§ **Data for processing**:
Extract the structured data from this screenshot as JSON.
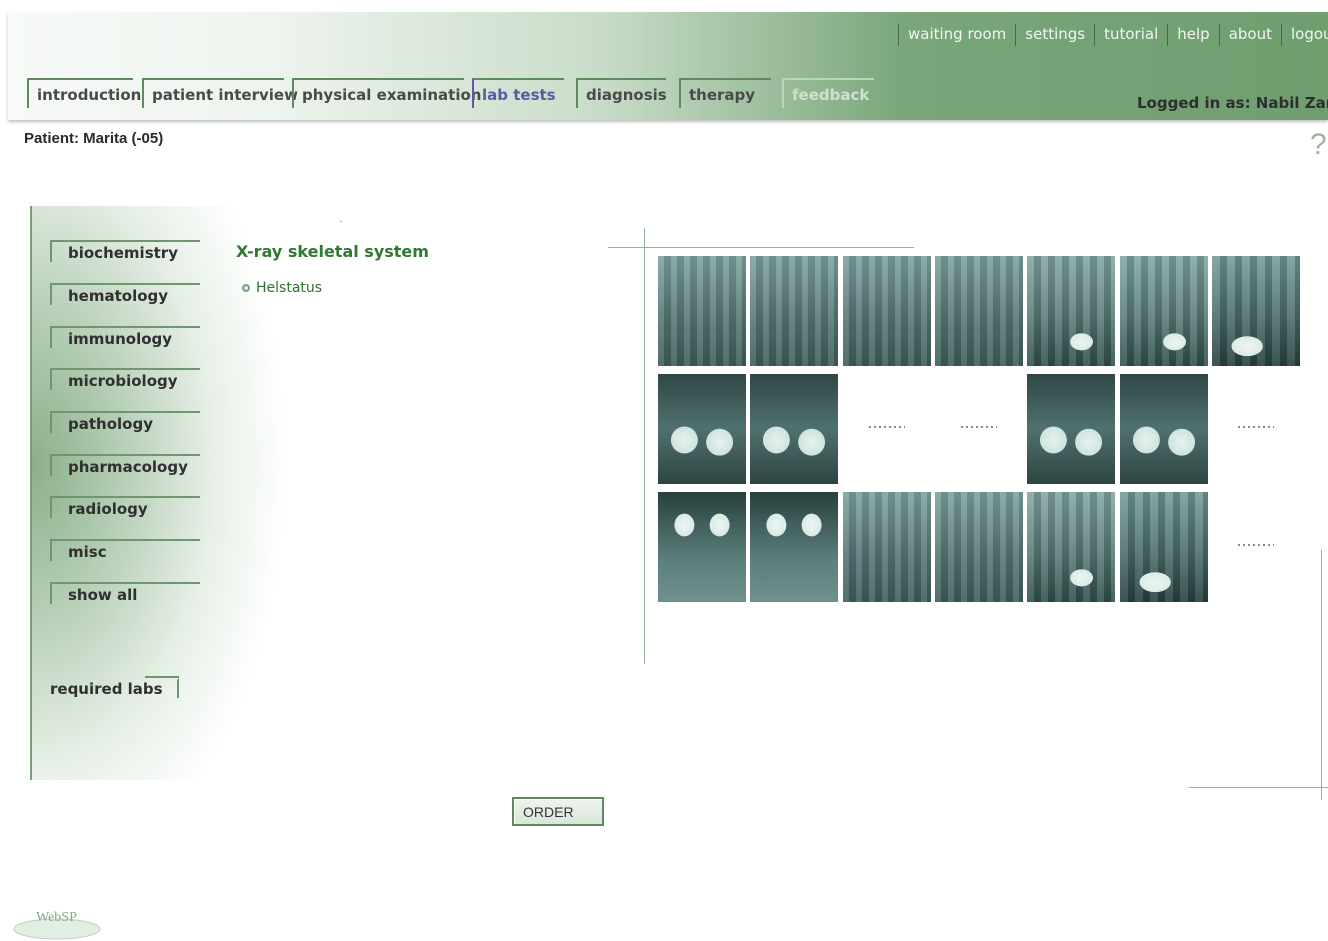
{
  "top_nav": [
    "waiting room",
    "settings",
    "tutorial",
    "help",
    "about",
    "logout"
  ],
  "tabs": [
    {
      "label": "introduction"
    },
    {
      "label": "patient interview"
    },
    {
      "label": "physical examination"
    },
    {
      "label": "lab tests",
      "state": "active"
    },
    {
      "label": "diagnosis"
    },
    {
      "label": "therapy"
    },
    {
      "label": "feedback",
      "state": "faded"
    }
  ],
  "logged_in": "Logged in as: Nabil Zary",
  "patient": "Patient: Marita (-05)",
  "help_symbol": "?",
  "lab_categories": [
    "biochemistry",
    "hematology",
    "immunology",
    "microbiology",
    "pathology",
    "pharmacology",
    "radiology",
    "misc",
    "show all"
  ],
  "required_labs": "required labs",
  "section_title": "X-ray skeletal system",
  "results": [
    "Helstatus"
  ],
  "xray_rows": [
    [
      "upper",
      "upper",
      "upper",
      "upper",
      "fill1",
      "fill1",
      "fill2"
    ],
    [
      "dark",
      "dark",
      "missing",
      "missing",
      "dark",
      "dark",
      "missing"
    ],
    [
      "crown",
      "crown",
      "upper",
      "upper",
      "fill1",
      "fill2",
      "missing"
    ]
  ],
  "order_label": "ORDER",
  "logo_text": "WebSP",
  "colors": {
    "header_green": "#6f9e6f",
    "active_tab": "#5a5aa8",
    "title_green": "#2f7a2f"
  }
}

§ **Task brief**: List all lines from the entries that include the word "patient".

§ **The response**:
      "label": "patient interview"
  "patient": "Patient: Marita (-05)",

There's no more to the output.